-- BEGIN Information shown --

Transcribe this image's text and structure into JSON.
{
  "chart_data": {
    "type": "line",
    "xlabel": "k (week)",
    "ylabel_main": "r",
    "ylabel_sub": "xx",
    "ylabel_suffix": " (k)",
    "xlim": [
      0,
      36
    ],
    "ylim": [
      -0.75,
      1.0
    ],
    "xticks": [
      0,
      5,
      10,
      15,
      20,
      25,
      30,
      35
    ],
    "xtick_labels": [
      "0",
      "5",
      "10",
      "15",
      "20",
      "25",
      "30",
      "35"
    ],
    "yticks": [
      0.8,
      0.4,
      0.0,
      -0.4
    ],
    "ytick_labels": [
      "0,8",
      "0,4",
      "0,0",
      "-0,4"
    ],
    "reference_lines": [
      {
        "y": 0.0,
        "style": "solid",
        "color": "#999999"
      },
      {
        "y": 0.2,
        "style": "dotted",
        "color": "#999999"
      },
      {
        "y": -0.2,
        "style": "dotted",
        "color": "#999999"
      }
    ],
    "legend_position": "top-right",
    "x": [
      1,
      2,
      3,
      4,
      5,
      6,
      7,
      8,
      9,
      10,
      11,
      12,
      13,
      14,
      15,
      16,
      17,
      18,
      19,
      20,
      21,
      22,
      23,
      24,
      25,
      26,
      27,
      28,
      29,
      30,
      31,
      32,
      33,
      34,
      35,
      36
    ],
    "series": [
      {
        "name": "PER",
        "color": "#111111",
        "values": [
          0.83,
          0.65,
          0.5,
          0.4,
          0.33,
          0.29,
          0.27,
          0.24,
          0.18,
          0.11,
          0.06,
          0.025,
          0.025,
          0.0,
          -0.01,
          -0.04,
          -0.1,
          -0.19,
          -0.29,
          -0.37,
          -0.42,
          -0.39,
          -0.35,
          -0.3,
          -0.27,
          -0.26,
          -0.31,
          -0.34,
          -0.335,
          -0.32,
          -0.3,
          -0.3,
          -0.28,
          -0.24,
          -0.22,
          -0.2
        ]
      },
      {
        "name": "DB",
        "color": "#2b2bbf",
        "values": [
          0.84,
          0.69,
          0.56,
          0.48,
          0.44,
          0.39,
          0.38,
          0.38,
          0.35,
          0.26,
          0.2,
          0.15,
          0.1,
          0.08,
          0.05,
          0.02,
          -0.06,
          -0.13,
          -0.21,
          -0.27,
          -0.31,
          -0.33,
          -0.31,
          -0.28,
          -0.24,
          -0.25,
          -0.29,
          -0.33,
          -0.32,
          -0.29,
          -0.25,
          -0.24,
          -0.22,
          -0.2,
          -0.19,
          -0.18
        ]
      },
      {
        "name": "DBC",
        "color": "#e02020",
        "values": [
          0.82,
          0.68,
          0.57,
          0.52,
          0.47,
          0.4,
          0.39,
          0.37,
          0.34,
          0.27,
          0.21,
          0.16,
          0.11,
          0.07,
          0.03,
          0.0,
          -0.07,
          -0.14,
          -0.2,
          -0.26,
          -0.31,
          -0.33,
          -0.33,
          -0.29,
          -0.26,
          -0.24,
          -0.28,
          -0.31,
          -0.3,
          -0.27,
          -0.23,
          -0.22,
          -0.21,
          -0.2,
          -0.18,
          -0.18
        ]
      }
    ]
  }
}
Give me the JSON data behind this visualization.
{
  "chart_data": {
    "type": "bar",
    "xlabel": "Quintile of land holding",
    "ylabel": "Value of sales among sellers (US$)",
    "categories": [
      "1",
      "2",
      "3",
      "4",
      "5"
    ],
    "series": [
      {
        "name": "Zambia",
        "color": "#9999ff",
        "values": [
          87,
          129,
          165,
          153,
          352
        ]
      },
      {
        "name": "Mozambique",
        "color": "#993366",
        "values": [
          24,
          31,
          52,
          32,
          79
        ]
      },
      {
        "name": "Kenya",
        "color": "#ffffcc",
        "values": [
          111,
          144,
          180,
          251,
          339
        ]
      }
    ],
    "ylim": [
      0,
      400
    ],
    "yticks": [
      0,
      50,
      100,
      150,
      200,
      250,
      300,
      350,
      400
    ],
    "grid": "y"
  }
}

-- END Information shown --

From the "Give me the" line to the close of the listing, restate each line word for word.

Give me the JSON data behind this visualization.
{
  "chart_data": {
    "type": "bar",
    "xlabel": "Quintile of land holding",
    "ylabel": "Value of sales among sellers (US$)",
    "categories": [
      "1",
      "2",
      "3",
      "4",
      "5"
    ],
    "series": [
      {
        "name": "Zambia",
        "color": "#9999ff",
        "values": [
          87,
          129,
          165,
          153,
          352
        ]
      },
      {
        "name": "Mozambique",
        "color": "#993366",
        "values": [
          24,
          31,
          52,
          32,
          79
        ]
      },
      {
        "name": "Kenya",
        "color": "#ffffcc",
        "values": [
          111,
          144,
          180,
          251,
          339
        ]
      }
    ],
    "ylim": [
      0,
      400
    ],
    "yticks": [
      0,
      50,
      100,
      150,
      200,
      250,
      300,
      350,
      400
    ],
    "grid": "y"
  }
}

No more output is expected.